- **INSTRUCTION**
Below are some records. Say how many of their lines include the string "ylabel", giving only the number.

--- START OF SUPPLIED DATA ---

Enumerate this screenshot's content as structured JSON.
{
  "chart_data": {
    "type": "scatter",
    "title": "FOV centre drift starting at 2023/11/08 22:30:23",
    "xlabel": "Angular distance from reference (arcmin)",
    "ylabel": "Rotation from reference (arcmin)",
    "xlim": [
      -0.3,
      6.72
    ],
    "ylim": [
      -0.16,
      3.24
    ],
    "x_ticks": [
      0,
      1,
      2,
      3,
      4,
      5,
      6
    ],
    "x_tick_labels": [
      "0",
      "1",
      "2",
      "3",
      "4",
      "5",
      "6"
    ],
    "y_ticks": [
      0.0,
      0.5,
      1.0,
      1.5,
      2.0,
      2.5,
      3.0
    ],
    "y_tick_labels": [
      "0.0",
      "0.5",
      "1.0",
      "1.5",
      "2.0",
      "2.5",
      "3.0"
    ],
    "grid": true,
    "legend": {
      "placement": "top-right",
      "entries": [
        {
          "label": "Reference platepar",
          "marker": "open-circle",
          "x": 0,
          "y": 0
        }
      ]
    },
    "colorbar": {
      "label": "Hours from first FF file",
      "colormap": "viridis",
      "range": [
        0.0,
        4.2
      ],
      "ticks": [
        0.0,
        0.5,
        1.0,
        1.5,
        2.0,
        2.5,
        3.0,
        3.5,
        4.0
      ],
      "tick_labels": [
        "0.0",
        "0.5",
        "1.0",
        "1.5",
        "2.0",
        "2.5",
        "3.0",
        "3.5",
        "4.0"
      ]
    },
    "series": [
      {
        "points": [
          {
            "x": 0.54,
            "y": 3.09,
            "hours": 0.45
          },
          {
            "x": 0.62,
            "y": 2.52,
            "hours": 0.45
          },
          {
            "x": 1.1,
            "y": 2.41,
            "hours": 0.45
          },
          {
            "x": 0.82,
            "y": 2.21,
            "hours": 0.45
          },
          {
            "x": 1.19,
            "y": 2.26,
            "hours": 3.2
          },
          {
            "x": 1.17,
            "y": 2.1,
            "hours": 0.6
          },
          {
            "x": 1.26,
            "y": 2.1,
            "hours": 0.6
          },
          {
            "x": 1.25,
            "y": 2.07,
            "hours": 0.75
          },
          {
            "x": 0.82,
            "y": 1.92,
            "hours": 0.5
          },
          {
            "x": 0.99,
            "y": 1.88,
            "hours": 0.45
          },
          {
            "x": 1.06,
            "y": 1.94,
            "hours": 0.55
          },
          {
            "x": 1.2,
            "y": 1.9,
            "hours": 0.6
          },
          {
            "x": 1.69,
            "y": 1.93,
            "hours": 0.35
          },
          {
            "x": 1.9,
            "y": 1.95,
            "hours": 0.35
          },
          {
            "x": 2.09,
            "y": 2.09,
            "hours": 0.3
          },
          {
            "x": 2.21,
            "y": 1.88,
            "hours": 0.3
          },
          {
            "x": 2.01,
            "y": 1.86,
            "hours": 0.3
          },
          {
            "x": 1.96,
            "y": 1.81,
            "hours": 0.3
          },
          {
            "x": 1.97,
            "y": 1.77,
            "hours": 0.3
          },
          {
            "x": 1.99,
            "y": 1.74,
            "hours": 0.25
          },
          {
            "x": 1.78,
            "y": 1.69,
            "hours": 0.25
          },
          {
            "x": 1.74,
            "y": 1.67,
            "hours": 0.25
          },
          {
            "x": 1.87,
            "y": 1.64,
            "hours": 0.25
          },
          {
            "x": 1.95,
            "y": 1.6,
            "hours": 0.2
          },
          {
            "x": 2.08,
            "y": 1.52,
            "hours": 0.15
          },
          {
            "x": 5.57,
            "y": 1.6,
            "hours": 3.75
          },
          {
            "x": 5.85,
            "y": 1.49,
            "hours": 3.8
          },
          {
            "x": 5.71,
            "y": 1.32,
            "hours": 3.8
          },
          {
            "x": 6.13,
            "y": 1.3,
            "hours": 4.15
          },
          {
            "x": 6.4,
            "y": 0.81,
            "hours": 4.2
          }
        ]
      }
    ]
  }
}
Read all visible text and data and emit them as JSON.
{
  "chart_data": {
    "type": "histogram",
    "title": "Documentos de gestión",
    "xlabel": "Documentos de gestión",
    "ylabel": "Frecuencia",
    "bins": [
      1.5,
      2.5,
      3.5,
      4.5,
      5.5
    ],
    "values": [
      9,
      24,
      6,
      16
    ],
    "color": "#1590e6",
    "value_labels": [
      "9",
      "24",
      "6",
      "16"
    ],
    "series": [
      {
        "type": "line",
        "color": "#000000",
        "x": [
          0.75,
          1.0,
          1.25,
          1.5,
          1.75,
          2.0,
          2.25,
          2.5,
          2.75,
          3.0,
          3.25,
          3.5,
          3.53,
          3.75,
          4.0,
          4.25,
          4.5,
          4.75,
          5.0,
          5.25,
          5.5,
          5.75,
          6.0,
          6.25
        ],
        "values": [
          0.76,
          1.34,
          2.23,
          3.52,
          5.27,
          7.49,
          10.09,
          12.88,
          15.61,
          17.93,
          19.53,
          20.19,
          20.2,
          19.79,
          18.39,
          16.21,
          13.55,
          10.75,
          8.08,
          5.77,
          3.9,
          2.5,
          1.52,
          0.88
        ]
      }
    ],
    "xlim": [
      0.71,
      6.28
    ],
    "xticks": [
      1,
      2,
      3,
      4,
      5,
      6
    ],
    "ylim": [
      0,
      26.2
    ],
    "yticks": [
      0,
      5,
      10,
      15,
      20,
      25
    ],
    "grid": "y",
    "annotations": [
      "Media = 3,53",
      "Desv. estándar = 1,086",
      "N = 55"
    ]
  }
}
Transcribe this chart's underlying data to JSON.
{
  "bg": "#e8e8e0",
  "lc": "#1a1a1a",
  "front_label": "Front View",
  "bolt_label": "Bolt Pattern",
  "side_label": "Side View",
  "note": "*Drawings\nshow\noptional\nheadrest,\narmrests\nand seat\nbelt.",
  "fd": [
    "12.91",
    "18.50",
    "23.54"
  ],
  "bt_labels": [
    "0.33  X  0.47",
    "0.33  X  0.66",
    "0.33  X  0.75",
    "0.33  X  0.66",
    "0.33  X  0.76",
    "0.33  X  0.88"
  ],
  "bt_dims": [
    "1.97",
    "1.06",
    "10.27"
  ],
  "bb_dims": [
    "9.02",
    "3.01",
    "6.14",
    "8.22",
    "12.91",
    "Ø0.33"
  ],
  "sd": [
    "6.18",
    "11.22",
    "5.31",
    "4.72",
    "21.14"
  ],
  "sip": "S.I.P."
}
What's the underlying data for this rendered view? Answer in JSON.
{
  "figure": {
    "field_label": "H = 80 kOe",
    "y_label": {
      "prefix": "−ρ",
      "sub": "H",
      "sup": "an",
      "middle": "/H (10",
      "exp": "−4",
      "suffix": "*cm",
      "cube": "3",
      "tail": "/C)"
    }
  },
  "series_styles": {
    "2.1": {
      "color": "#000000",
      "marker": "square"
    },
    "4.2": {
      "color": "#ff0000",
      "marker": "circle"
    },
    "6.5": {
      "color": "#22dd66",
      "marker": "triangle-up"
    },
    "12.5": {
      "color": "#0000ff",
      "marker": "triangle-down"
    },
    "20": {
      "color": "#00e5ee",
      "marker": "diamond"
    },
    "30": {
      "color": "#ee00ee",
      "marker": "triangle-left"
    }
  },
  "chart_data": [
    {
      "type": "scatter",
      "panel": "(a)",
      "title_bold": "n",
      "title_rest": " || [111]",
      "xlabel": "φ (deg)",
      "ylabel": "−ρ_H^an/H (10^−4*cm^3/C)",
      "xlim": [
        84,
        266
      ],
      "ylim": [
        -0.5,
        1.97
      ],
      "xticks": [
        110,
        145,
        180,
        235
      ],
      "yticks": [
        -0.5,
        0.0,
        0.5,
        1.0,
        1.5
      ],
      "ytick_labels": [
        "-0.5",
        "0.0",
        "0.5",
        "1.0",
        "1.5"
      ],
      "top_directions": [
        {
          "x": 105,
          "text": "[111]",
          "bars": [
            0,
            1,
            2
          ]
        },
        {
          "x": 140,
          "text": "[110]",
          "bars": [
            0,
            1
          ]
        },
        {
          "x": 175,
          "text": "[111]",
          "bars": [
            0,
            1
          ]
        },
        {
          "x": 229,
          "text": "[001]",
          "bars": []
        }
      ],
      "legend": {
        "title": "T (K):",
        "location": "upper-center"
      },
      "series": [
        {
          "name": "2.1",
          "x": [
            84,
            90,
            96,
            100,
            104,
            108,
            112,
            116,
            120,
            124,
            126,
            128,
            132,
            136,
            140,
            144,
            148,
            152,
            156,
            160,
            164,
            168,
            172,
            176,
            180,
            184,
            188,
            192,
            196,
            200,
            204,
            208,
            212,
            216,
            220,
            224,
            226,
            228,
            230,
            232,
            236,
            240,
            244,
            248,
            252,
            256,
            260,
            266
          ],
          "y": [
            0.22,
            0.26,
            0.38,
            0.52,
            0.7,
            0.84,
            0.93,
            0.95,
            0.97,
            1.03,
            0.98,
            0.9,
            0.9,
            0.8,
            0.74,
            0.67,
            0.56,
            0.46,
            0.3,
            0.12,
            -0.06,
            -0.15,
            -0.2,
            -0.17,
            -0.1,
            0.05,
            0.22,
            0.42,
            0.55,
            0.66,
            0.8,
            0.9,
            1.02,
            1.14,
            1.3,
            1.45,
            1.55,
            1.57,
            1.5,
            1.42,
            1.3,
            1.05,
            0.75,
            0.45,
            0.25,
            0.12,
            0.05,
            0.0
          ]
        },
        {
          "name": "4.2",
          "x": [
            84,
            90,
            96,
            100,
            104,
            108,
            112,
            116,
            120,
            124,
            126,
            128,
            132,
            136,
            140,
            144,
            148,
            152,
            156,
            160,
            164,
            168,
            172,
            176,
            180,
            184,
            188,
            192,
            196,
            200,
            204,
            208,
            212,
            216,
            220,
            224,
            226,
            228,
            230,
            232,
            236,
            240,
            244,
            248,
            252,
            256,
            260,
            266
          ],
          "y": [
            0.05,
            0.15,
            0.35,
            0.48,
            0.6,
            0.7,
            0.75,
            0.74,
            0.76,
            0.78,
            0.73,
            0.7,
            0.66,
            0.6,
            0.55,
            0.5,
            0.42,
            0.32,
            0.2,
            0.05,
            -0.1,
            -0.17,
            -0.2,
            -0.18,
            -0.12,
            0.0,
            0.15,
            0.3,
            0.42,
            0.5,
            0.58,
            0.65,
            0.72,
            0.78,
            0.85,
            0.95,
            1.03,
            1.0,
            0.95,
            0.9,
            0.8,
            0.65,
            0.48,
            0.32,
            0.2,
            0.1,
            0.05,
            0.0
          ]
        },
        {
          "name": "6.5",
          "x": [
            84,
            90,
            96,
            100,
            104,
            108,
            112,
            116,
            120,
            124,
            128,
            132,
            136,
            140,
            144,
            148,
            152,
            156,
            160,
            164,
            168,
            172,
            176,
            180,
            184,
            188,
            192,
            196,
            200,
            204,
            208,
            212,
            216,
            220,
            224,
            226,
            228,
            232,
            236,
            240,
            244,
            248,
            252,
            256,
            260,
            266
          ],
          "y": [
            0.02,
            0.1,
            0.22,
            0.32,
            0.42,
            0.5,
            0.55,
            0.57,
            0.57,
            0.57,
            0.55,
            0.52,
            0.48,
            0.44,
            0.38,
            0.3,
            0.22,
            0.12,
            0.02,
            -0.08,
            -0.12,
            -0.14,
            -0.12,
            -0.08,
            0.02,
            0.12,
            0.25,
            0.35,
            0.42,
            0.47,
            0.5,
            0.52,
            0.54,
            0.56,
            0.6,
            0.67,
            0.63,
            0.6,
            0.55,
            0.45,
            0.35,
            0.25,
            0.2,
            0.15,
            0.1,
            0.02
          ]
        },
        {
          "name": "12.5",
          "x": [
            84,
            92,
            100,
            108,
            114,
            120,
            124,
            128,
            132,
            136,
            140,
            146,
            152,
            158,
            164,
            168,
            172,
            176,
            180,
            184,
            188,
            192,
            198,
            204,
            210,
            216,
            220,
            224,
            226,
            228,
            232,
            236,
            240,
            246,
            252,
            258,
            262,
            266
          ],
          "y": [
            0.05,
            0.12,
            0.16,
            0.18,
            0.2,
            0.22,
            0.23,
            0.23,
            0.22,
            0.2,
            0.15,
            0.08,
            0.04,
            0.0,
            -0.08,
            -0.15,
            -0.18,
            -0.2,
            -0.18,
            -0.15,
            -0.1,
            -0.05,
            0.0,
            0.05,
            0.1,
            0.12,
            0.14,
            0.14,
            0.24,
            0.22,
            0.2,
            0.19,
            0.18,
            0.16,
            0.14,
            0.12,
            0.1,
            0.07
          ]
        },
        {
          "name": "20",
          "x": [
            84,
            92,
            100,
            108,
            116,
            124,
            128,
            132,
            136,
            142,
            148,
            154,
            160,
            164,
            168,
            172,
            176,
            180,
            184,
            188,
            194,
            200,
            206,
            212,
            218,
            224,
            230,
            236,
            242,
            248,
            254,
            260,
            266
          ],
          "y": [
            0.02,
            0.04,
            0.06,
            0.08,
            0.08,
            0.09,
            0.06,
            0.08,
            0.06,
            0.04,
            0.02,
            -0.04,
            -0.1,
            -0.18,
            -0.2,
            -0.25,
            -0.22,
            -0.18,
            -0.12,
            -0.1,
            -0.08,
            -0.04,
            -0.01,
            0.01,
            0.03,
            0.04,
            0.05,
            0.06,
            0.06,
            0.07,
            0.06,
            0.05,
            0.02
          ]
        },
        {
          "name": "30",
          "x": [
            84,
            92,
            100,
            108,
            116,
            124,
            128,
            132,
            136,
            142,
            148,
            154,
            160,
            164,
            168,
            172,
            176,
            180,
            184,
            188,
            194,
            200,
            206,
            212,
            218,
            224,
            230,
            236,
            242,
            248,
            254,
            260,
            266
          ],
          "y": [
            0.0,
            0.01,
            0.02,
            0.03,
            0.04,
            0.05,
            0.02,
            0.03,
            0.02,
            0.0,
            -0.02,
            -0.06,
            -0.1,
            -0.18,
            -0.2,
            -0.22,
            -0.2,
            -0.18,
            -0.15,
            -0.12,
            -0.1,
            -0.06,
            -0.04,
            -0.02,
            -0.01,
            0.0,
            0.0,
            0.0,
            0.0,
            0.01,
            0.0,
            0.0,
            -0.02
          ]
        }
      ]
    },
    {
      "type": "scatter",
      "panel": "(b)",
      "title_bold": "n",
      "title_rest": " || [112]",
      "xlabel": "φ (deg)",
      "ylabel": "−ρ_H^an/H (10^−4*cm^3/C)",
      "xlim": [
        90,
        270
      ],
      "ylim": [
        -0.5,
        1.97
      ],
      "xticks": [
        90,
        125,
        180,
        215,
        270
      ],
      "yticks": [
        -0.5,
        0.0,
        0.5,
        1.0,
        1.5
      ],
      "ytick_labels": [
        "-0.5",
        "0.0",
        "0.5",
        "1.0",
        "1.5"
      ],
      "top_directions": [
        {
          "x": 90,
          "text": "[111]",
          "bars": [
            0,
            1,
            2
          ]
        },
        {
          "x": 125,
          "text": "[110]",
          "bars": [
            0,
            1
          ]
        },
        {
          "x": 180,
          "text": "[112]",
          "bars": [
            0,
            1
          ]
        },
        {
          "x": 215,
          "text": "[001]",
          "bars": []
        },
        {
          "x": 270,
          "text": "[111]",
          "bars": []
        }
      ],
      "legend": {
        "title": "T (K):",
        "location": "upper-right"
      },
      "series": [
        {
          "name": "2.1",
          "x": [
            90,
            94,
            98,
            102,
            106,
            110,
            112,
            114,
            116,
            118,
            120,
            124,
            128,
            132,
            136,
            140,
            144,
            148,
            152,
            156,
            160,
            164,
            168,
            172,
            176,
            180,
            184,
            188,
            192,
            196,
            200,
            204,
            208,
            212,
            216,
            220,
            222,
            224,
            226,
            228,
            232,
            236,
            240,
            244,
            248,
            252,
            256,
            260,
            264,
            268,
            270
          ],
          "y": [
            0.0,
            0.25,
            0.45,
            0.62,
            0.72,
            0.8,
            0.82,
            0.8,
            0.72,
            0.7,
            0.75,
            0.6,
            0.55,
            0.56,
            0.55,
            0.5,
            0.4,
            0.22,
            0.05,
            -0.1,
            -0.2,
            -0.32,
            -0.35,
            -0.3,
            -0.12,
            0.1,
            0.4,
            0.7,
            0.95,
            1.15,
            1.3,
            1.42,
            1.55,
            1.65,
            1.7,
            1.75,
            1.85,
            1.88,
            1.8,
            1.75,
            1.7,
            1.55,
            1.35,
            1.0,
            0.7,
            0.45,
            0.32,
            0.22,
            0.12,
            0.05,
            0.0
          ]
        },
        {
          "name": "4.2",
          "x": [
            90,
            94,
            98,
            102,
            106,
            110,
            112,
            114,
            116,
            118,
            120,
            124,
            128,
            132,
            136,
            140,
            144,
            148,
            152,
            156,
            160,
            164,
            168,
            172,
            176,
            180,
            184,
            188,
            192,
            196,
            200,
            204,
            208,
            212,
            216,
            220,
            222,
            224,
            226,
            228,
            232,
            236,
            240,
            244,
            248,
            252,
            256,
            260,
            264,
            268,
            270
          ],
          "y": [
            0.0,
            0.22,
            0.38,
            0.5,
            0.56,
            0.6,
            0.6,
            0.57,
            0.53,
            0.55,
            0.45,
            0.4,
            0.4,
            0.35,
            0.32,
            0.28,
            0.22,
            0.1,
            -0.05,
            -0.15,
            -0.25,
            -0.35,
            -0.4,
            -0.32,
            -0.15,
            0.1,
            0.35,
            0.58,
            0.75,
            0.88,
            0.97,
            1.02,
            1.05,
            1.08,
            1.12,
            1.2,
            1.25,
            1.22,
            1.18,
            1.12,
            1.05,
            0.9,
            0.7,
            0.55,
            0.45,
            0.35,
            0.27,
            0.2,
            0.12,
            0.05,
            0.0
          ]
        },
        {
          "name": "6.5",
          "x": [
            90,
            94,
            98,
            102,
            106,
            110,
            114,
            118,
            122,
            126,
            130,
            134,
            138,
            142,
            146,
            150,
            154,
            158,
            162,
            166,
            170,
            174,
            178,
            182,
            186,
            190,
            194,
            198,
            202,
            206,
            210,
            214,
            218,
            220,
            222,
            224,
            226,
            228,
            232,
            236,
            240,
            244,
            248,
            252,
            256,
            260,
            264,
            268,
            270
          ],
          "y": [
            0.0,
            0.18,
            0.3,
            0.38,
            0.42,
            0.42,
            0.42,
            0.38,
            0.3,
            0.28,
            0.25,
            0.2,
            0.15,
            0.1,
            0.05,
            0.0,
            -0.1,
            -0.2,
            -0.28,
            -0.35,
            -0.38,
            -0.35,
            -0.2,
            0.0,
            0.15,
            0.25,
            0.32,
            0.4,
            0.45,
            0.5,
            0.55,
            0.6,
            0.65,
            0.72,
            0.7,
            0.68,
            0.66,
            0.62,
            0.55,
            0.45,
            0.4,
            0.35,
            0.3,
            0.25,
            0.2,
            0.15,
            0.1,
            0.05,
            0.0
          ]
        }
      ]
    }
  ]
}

--- END OF SUPPLIED DATA ---

- **FULL RESPONSE**
4